Aim of the task: Where a line of the material contains the string "this", copy that line.

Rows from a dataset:
^^^^^^^^^^^^^^^^
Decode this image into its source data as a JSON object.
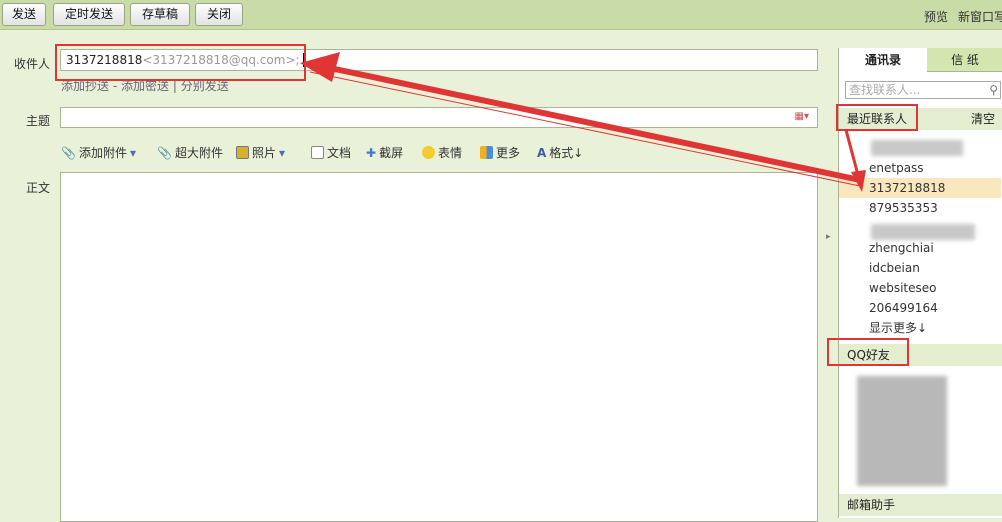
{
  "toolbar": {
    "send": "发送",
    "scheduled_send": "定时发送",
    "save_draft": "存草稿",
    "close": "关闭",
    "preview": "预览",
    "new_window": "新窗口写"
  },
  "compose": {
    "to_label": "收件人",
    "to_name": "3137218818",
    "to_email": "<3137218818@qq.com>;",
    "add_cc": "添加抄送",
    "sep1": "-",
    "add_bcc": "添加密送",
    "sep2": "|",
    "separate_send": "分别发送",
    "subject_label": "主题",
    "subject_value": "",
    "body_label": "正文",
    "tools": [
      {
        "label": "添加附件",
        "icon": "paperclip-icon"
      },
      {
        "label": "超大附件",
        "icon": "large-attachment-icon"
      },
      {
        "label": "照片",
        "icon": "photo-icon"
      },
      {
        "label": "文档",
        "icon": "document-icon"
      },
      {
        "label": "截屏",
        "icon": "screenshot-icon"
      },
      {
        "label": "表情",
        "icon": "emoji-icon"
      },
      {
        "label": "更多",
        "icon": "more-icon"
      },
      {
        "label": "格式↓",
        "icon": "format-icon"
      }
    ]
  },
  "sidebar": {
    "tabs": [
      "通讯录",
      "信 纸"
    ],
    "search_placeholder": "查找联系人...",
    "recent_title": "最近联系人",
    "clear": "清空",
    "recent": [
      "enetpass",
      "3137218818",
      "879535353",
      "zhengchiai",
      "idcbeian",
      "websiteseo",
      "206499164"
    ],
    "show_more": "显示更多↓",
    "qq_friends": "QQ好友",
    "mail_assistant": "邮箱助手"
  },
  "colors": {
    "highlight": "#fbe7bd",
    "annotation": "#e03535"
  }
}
^^^^^^^^^^^^^^^^
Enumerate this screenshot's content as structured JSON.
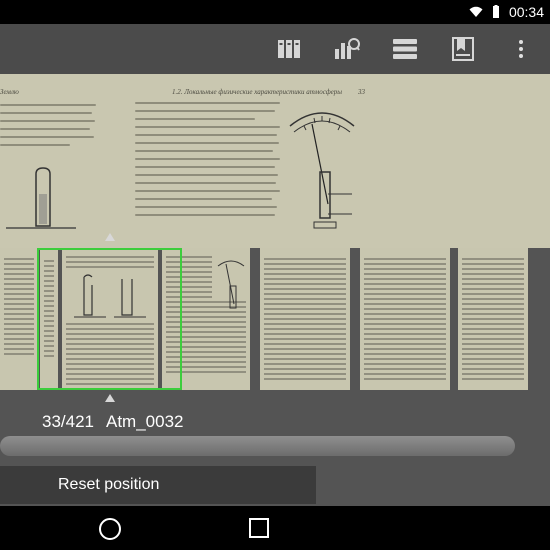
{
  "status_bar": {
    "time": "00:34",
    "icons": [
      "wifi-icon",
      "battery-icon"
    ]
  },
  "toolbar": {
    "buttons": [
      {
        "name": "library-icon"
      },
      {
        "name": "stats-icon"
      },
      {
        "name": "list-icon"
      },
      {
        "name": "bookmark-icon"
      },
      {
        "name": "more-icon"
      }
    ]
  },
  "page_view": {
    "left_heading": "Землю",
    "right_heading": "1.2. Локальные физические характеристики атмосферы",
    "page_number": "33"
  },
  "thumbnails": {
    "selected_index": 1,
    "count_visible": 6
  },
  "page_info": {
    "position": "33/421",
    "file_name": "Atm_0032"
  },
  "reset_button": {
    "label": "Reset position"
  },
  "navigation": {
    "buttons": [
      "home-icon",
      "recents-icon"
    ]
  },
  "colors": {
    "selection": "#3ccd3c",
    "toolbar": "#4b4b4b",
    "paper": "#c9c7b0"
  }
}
^^^^^^^^^^^^^^^^
Exercise output:
Decode this image into its source data as a JSON object.
Enumerate this screenshot's content as structured JSON.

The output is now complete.